**WRITTEN REQUEST**: Here are some records; copy every line that holds the word "Jeff".

**EXERCISE MATERIAL**:
·····

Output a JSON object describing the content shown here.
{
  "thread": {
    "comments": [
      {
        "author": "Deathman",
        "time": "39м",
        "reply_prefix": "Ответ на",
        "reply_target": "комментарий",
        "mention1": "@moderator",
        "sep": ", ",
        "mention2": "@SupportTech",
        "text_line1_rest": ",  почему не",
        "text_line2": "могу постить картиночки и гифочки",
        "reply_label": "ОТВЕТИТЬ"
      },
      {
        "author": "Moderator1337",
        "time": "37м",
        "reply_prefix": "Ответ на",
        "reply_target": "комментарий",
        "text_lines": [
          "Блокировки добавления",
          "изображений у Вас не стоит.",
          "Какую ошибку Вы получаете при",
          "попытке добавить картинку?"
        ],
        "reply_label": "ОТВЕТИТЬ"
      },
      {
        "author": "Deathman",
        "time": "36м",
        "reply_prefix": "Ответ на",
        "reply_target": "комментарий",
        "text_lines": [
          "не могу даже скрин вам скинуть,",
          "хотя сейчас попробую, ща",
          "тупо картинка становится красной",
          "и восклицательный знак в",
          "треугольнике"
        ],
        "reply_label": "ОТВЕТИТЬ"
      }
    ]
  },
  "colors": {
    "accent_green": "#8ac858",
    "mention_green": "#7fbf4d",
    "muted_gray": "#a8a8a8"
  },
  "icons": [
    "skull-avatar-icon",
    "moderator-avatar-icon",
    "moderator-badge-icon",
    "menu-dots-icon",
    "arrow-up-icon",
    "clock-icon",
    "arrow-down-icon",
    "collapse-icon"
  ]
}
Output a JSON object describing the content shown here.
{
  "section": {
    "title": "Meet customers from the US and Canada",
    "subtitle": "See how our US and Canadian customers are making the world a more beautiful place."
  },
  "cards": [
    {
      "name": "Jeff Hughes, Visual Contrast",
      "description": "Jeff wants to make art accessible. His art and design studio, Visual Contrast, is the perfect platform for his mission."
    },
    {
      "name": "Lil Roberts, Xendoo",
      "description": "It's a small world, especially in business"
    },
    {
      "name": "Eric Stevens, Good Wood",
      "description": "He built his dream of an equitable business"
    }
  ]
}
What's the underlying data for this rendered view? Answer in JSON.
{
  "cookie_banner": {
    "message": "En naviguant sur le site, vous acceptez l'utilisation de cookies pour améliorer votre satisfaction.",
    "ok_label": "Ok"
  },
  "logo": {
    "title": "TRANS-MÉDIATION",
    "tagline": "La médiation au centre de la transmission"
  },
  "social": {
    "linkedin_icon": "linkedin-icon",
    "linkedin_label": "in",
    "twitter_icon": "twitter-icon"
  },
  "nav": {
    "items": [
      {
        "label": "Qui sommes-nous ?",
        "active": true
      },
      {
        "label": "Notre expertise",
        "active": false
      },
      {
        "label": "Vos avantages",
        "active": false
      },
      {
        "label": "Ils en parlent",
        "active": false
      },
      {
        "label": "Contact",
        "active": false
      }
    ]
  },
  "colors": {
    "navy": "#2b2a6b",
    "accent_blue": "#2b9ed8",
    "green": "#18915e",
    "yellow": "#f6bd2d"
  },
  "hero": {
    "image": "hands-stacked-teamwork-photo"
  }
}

·····

**COMPLETE ANSWER**:
      "name": "Jeff Hughes, Visual Contrast",
      "description": "Jeff wants to make art accessible. His art and design studio, Visual Contrast, is the perfect platform for his mission."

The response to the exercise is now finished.